• _Information supplied_

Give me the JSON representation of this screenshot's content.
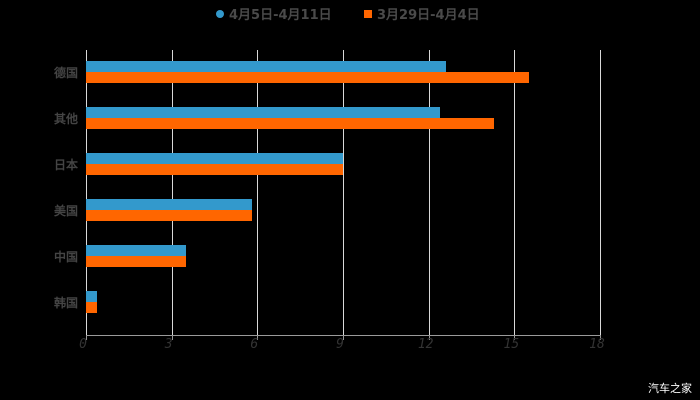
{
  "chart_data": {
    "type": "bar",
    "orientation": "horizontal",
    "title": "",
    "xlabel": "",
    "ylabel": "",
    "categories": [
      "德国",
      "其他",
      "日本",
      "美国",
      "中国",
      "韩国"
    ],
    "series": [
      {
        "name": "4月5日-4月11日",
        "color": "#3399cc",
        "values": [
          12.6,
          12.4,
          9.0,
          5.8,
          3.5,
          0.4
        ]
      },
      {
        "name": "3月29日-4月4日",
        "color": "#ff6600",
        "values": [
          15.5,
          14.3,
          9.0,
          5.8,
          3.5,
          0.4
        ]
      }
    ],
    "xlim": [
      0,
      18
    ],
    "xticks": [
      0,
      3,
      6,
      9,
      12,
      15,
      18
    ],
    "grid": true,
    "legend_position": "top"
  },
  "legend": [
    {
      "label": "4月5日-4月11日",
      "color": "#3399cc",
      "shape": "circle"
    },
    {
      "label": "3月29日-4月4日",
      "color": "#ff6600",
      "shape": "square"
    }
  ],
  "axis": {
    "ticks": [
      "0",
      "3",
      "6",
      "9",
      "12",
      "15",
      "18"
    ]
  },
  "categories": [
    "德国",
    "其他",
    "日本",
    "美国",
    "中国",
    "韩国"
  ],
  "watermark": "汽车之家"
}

...

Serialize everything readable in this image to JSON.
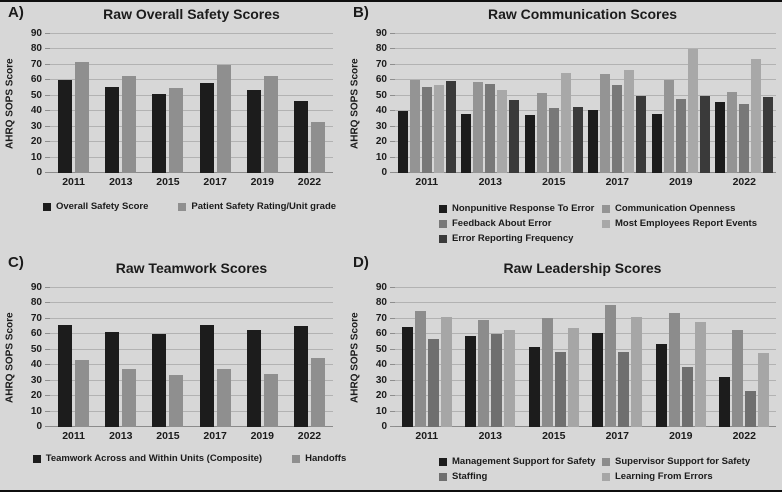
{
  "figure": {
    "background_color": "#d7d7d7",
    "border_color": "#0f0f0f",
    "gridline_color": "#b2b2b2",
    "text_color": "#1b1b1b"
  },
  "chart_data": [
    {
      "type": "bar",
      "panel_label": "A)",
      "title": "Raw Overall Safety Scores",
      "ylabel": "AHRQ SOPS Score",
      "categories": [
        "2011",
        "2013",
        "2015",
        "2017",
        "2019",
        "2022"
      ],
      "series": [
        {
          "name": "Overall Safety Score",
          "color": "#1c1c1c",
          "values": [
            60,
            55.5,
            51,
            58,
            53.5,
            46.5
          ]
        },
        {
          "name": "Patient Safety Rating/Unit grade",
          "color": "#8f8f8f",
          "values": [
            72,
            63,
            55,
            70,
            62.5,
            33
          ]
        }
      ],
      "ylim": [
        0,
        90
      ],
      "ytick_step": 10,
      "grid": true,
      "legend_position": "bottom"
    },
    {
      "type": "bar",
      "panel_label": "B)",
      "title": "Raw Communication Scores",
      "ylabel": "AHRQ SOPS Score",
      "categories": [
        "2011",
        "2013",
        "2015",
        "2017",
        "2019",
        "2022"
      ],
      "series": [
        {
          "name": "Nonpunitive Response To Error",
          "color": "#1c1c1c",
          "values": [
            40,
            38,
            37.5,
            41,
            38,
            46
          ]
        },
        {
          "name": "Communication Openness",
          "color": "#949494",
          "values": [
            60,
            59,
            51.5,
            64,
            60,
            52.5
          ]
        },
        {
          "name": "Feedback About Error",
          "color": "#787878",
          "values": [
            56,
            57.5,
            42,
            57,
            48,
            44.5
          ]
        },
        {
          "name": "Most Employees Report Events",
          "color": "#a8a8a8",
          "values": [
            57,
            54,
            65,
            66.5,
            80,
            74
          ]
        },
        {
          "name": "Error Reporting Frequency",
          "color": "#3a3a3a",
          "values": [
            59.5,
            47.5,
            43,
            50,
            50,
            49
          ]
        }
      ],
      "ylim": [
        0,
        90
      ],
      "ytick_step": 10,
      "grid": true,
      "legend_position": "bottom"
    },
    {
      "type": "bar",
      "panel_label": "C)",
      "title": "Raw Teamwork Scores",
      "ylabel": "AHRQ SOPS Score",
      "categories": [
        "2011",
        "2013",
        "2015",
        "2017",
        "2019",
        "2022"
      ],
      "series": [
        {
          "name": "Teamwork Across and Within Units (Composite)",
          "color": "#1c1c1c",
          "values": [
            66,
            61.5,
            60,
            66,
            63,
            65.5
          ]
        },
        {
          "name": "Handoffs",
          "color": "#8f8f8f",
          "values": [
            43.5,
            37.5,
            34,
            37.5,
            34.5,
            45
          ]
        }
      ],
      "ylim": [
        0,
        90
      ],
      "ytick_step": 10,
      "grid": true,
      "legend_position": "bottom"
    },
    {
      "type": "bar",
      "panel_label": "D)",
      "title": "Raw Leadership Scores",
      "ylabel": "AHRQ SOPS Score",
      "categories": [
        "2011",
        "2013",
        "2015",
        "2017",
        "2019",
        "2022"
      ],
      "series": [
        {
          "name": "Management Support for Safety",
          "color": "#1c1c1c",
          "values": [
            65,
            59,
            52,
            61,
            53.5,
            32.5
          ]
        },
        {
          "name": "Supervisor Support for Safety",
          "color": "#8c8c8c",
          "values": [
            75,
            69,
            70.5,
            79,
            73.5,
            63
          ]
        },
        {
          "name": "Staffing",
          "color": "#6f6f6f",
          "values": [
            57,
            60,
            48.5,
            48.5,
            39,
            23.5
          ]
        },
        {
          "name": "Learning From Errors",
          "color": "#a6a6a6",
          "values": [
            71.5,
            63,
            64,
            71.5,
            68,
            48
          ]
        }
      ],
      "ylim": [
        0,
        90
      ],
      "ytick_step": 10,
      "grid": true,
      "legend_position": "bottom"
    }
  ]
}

---

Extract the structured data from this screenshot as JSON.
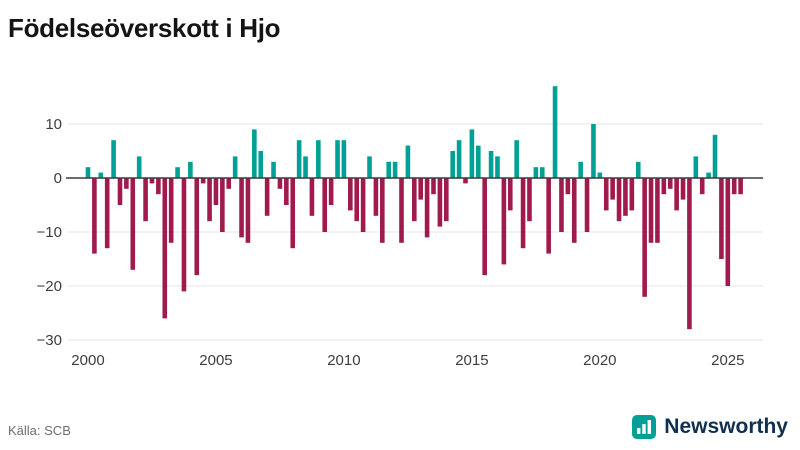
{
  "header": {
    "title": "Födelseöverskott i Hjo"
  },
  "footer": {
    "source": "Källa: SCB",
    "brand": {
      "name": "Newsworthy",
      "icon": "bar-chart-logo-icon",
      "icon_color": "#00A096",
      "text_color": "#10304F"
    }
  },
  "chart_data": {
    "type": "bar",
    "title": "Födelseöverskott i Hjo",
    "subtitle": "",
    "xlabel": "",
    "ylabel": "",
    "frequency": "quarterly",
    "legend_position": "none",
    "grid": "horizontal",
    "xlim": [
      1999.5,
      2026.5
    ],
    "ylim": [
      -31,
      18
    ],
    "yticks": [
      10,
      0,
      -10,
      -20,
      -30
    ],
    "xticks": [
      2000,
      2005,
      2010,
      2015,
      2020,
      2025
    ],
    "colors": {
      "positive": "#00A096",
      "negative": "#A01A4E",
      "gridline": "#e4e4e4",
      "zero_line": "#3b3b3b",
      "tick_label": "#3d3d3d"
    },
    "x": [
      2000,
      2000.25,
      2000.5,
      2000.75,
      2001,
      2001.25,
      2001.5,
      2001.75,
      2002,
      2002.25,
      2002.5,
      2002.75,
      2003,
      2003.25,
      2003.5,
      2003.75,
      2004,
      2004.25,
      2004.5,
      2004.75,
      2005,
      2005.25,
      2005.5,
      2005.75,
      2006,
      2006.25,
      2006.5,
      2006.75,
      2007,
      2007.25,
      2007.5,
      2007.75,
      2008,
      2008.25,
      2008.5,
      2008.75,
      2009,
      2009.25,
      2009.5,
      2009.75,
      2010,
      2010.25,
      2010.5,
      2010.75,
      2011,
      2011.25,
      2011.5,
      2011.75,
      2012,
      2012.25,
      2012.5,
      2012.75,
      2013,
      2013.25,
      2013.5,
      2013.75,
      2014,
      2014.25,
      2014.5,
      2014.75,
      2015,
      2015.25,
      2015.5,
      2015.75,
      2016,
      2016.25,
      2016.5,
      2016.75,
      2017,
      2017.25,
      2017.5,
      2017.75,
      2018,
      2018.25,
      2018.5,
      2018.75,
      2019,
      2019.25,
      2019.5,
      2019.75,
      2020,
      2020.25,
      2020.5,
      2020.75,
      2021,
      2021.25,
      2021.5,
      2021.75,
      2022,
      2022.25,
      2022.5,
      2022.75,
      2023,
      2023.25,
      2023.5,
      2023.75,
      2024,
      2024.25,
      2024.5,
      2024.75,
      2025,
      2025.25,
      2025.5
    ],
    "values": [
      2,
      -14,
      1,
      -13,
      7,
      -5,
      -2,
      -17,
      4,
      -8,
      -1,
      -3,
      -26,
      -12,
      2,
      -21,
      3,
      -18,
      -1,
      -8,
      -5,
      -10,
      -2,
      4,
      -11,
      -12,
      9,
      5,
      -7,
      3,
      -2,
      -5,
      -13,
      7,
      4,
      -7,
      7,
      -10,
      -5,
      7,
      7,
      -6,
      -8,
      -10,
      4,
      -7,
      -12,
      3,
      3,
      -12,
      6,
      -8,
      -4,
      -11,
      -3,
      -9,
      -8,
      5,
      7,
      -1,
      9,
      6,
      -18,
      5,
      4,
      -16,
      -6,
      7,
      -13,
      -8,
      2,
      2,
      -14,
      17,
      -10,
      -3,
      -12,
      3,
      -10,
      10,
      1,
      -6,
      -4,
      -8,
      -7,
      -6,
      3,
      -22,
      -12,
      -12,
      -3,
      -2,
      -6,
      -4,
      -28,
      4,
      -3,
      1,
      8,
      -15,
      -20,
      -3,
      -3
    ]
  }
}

• _Short task_
Figure out how many lines of the data above include "horizontal", then give the number and nothing more.

• _Task output_
2